**Goal**
Copy out the lines that have "word" in them.

**Records**
= = =

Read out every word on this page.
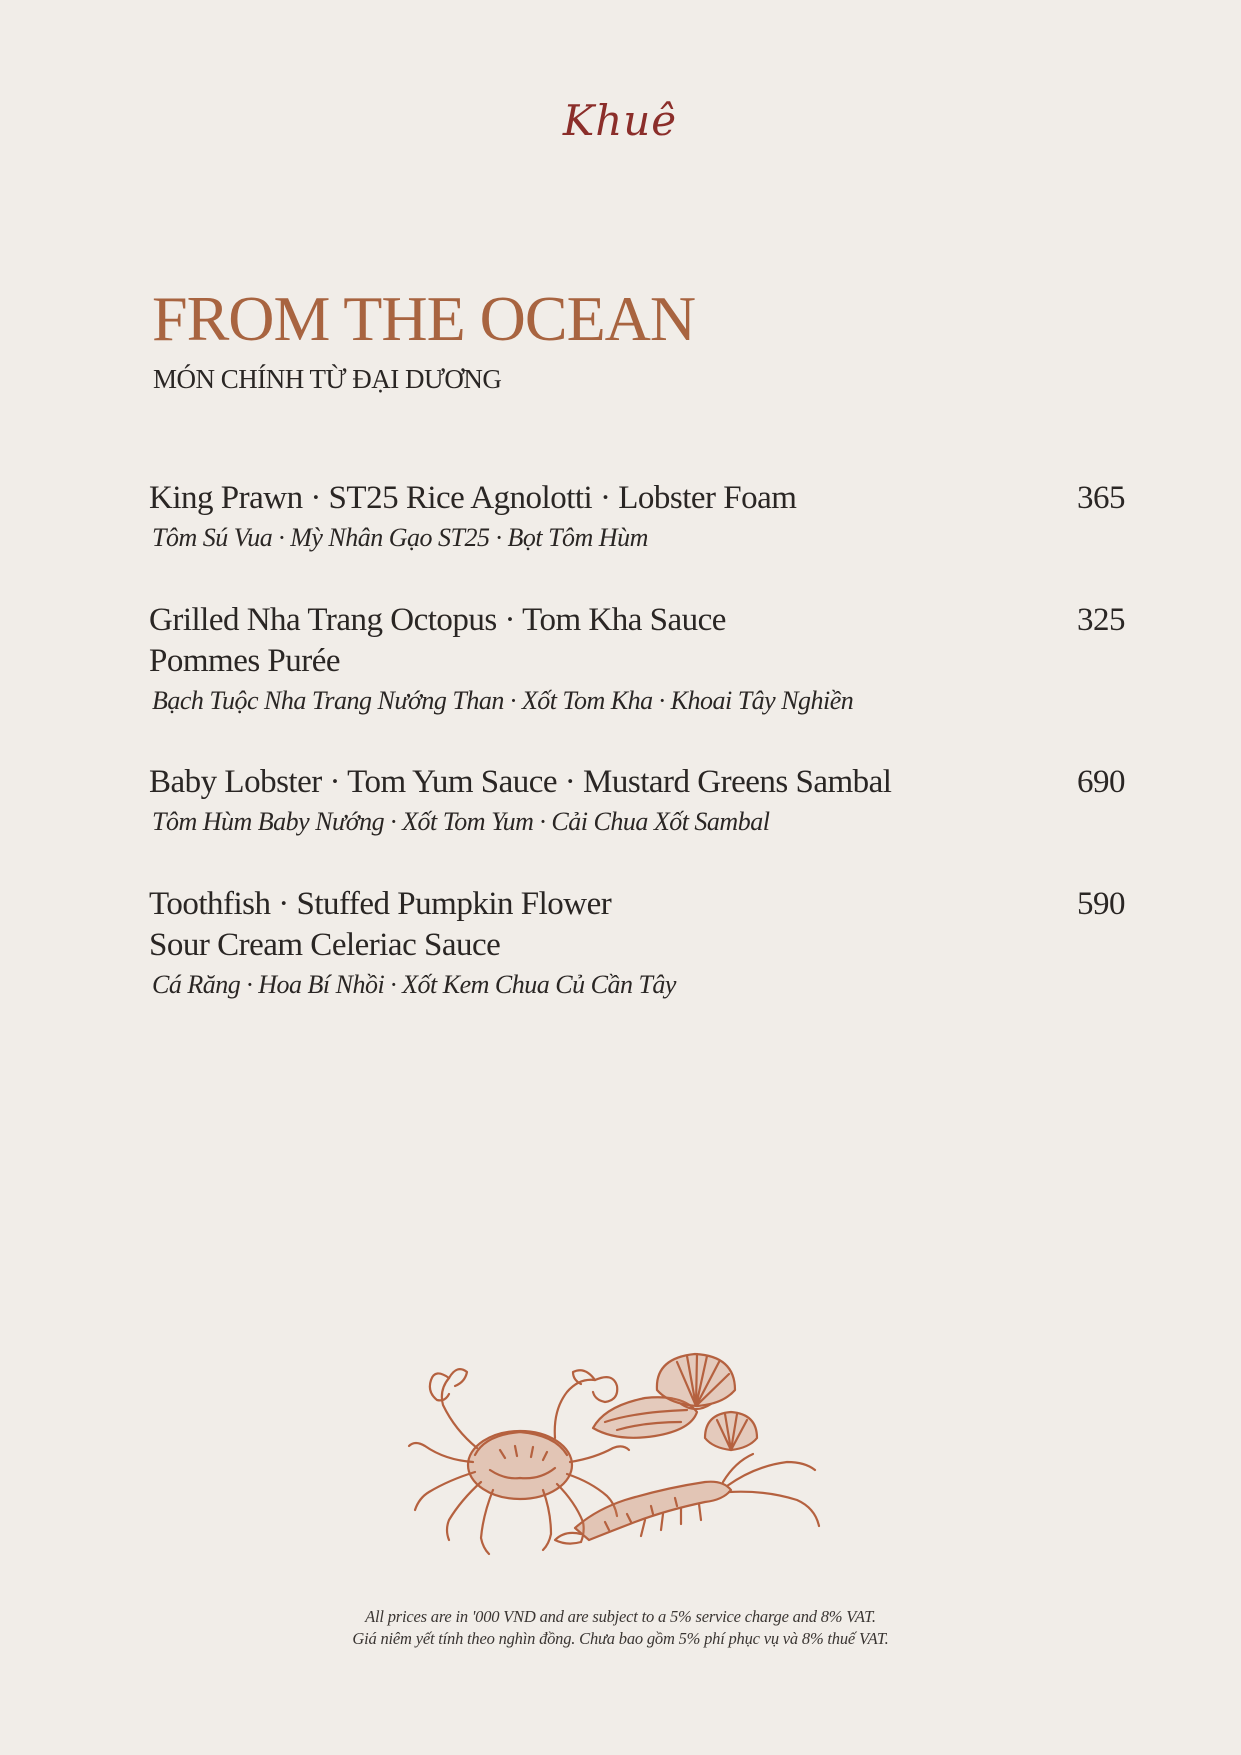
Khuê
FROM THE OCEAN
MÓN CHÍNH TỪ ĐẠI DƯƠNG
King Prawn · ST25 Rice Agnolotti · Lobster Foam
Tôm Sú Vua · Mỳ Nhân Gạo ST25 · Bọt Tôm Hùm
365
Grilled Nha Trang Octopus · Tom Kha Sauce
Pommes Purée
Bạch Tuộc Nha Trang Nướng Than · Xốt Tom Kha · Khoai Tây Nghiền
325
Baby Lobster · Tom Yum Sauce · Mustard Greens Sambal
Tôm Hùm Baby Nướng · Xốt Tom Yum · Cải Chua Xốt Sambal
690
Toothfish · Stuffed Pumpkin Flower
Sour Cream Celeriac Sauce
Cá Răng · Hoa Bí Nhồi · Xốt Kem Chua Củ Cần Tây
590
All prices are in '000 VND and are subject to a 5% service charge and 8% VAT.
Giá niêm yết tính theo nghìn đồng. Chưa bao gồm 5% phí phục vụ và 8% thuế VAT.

= = =

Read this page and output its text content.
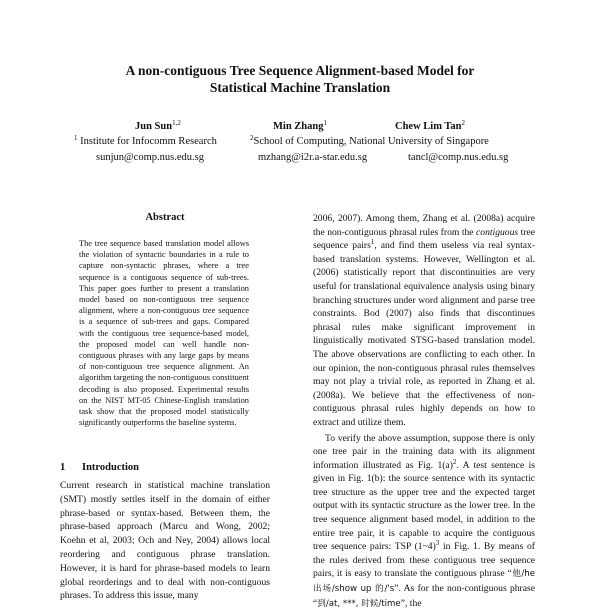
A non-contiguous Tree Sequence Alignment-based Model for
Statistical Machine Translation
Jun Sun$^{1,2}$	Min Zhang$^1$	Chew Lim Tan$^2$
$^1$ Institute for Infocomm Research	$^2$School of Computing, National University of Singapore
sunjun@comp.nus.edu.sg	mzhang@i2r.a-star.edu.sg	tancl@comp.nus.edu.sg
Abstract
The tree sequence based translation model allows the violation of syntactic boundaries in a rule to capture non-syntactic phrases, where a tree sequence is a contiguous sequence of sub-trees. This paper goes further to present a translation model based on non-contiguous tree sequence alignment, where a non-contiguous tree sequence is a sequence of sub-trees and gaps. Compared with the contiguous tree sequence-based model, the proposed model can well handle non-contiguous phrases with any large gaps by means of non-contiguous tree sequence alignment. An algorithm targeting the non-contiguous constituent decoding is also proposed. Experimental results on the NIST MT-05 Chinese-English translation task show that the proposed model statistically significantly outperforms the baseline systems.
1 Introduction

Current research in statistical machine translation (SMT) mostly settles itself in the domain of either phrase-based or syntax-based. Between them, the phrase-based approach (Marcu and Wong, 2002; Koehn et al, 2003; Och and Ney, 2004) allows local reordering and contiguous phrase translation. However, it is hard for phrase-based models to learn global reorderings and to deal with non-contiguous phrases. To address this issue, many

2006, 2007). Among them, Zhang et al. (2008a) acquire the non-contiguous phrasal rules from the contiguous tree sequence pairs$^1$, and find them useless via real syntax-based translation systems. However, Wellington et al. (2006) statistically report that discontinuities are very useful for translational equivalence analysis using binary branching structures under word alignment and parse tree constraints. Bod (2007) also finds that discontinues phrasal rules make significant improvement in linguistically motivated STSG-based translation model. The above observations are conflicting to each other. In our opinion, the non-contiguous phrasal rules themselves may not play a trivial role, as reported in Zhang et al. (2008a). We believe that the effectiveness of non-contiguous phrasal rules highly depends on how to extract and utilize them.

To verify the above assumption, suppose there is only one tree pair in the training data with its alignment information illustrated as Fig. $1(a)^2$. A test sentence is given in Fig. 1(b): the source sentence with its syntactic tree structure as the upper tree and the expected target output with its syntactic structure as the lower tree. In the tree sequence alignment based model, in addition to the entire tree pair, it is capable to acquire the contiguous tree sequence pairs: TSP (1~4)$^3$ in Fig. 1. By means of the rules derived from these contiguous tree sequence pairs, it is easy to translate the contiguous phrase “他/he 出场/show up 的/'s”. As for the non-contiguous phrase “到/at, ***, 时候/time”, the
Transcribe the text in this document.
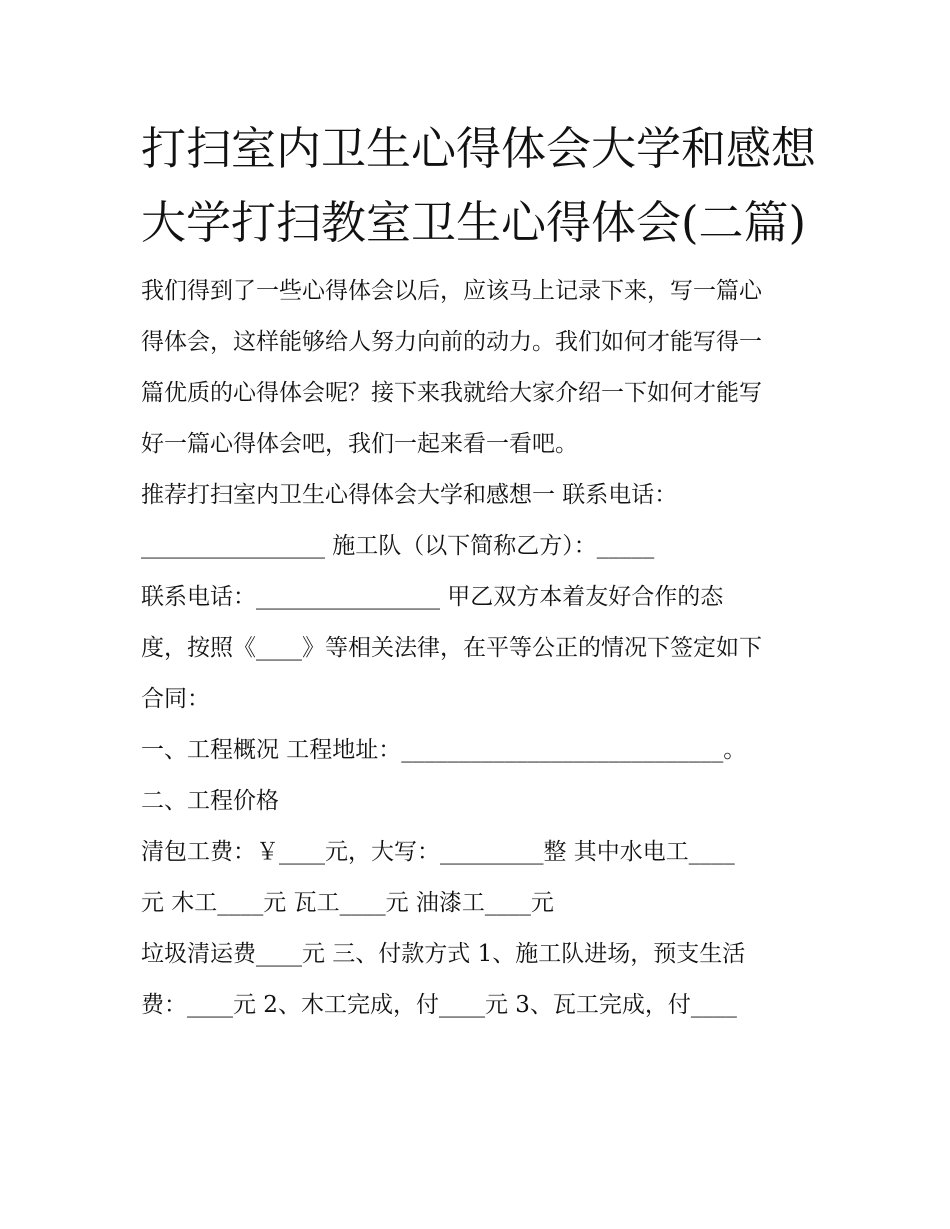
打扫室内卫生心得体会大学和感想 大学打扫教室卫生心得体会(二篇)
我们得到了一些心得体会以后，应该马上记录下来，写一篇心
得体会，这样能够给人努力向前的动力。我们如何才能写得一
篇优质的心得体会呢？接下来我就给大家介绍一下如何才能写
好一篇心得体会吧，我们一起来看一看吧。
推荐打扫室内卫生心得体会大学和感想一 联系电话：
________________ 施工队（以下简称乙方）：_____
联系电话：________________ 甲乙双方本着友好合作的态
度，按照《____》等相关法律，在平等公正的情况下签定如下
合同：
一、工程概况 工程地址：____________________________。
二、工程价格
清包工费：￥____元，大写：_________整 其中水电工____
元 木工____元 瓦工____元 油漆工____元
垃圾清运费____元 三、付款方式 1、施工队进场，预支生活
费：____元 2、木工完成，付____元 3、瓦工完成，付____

= = =

**Task solution**
Read out every word on this page.
2006, 2007). Among them, Zhang et al. (2008a) acquire the non-contiguous phrasal rules from the contiguous tree sequence pairs$^1$, and find them useless via real syntax-based translation systems. However, Wellington et al. (2006) statistically report that discontinuities are very useful for translational equivalence analysis using binary branching structures under word alignment and parse tree constraints. Bod (2007) also finds that discontinues phrasal rules make significant improvement in linguistically motivated STSG-based translation model. The above observations are conflicting to each other. In our opinion, the non-contiguous phrasal rules themselves may not play a trivial role, as reported in Zhang et al. (2008a). We believe that the effectiveness of non-contiguous phrasal rules highly depends on how to extract and utilize them.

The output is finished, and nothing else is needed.